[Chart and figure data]
-*-

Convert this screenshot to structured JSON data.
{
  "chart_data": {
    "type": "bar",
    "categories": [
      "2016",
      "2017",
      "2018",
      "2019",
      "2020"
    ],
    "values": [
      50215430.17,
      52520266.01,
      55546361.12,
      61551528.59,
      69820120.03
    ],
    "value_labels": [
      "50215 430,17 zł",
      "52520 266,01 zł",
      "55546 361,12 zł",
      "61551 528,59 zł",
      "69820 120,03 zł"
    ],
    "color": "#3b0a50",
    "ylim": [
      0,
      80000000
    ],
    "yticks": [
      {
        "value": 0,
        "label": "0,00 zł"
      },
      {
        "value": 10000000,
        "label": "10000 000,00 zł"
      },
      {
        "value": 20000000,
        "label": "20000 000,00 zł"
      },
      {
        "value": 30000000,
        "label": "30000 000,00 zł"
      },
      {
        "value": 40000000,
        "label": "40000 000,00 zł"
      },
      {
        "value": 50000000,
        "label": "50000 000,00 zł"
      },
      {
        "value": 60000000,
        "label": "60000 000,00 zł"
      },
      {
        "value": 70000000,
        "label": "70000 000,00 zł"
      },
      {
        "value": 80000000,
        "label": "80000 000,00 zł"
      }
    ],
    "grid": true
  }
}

-*-

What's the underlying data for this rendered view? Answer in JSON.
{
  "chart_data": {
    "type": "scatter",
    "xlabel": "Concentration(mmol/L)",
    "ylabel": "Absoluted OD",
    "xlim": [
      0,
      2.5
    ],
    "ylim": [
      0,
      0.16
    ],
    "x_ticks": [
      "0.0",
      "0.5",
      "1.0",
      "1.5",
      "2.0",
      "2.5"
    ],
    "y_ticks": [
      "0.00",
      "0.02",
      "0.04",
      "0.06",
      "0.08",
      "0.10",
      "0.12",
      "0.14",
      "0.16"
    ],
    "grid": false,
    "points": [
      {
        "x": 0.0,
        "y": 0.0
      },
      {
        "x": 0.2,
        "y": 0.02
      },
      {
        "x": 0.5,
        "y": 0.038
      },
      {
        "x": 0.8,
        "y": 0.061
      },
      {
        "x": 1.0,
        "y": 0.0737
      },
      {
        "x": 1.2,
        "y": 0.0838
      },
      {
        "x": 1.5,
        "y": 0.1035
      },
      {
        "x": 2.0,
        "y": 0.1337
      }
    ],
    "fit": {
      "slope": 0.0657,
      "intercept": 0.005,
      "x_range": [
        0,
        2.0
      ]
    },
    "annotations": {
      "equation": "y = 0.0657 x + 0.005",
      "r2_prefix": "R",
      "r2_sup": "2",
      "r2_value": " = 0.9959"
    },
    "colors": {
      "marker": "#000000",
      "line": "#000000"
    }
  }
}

-*-

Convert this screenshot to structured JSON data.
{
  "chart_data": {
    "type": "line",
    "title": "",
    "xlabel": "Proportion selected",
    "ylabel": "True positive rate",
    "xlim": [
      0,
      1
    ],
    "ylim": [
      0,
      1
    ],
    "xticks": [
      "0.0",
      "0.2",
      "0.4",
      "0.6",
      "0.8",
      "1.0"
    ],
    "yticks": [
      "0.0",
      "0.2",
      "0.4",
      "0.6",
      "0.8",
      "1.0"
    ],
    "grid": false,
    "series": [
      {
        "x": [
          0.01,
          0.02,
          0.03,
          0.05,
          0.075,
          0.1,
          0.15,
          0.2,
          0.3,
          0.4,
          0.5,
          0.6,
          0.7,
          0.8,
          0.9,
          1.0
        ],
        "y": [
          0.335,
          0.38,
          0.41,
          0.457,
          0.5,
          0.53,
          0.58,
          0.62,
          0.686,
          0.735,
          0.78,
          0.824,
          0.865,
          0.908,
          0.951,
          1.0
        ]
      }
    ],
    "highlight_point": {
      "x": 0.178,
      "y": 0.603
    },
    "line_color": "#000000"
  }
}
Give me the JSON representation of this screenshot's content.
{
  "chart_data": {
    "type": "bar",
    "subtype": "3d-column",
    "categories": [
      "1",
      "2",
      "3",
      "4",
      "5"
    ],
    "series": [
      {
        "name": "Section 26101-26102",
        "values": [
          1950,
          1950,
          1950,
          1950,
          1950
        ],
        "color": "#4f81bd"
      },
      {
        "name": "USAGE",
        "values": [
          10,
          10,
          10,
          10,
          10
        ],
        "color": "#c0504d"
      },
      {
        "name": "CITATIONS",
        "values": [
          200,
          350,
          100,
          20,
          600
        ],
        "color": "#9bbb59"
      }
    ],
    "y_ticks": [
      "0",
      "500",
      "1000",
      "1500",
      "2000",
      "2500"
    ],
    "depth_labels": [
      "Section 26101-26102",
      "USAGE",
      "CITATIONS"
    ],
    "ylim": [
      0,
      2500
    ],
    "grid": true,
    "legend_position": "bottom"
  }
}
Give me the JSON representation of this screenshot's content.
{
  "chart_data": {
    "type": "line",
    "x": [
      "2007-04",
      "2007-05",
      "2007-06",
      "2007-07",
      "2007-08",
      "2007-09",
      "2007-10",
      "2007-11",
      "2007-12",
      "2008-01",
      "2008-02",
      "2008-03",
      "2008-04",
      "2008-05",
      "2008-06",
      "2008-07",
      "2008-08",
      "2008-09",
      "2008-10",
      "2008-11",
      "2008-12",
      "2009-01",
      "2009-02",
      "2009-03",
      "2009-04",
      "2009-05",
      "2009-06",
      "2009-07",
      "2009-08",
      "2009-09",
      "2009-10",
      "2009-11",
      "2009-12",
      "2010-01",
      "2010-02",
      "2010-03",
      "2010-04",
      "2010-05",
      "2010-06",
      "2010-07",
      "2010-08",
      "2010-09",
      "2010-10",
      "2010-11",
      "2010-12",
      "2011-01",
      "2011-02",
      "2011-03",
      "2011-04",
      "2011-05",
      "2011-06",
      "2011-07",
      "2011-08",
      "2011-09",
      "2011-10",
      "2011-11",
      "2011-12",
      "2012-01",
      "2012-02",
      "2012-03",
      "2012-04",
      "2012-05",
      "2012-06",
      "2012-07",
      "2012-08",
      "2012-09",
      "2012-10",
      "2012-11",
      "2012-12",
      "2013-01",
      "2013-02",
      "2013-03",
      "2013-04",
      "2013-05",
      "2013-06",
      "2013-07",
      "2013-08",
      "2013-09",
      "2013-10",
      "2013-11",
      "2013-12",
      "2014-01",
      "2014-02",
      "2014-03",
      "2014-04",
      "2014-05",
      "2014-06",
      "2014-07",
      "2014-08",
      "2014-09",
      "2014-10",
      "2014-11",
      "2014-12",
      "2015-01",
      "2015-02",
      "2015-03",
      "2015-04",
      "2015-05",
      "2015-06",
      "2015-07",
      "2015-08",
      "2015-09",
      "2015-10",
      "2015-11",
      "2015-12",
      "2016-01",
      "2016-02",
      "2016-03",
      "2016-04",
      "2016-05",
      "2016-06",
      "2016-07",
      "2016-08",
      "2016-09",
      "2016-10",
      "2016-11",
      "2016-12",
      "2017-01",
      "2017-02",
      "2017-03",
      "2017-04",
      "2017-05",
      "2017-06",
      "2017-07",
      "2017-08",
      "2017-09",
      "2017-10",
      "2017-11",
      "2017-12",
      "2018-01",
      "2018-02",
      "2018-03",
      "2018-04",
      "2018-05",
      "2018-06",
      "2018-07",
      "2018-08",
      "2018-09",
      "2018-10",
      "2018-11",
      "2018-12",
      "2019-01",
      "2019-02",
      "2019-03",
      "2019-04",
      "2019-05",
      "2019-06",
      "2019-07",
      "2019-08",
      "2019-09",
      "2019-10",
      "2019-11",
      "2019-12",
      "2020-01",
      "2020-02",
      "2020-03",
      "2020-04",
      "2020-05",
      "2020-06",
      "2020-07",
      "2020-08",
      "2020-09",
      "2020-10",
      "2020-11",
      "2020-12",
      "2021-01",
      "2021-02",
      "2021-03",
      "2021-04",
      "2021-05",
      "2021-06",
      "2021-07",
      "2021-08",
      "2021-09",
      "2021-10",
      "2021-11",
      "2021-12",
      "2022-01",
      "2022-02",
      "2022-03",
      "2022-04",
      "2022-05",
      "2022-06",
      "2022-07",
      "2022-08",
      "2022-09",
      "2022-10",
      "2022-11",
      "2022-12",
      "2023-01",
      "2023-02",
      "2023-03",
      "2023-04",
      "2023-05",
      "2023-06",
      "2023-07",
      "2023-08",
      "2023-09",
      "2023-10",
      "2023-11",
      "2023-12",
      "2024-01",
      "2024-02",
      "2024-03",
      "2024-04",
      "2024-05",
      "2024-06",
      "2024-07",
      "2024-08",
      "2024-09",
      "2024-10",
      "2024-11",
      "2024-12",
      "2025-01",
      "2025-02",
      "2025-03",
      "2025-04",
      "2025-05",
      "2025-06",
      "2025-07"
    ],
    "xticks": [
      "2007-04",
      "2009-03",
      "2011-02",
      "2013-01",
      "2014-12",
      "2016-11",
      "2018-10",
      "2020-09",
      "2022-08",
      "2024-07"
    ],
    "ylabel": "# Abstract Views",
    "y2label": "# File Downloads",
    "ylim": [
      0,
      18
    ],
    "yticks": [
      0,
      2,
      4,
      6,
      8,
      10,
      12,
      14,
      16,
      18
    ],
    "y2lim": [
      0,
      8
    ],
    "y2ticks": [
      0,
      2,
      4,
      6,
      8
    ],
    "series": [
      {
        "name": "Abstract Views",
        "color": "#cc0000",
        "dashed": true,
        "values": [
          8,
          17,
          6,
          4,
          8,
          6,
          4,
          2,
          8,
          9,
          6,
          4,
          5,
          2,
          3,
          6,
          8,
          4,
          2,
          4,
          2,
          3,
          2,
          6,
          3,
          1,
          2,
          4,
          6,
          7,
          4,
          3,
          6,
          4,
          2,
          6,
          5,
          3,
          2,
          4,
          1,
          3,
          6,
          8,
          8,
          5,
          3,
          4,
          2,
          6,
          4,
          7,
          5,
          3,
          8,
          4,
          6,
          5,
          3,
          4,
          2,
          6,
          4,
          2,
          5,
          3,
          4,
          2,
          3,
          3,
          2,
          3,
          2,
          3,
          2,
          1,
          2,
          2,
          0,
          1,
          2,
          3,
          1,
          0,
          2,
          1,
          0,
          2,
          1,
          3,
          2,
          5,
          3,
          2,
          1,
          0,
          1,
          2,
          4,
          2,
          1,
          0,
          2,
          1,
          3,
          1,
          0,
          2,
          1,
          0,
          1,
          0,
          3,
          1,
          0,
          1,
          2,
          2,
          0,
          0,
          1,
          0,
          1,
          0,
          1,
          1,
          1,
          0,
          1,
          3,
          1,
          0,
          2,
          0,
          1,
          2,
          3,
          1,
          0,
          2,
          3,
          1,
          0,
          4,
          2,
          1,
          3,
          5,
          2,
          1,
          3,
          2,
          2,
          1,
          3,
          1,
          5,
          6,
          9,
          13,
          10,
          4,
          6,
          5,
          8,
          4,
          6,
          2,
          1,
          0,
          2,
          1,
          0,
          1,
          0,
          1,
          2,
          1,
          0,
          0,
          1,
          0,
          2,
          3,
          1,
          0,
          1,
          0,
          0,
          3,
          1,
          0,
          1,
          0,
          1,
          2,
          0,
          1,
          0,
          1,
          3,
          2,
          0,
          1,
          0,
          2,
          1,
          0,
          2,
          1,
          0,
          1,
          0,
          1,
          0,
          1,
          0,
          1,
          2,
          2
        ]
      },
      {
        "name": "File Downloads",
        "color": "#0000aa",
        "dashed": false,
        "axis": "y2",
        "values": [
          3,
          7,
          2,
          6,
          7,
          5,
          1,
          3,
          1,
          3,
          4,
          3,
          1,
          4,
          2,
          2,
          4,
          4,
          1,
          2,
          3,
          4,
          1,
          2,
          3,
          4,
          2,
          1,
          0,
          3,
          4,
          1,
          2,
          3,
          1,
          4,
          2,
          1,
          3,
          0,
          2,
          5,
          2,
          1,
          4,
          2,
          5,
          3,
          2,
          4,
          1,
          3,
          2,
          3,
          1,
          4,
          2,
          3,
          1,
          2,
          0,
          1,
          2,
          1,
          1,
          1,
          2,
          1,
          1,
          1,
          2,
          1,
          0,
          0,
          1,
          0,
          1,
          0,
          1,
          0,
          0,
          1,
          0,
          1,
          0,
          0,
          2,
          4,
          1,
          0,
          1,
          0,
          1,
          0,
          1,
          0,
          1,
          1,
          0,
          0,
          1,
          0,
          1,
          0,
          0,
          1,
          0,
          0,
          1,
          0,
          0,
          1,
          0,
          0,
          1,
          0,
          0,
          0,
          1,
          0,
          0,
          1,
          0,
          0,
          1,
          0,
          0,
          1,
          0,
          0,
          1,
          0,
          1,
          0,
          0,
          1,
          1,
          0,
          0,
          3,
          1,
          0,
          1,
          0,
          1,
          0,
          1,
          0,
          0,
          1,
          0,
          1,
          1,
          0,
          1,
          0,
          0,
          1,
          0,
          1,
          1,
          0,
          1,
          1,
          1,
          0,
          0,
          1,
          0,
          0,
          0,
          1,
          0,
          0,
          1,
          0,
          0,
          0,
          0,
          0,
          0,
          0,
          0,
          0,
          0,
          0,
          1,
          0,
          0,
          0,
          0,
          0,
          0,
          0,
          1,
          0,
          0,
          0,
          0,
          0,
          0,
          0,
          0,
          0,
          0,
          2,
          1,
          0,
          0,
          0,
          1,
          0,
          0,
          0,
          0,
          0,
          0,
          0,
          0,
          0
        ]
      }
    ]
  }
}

-*-

WORK TO DO:
Go through the preceding material and copy each line that has the word "Views".

WORKED SOLUTION:
    "ylabel": "# Abstract Views",
        "name": "Abstract Views",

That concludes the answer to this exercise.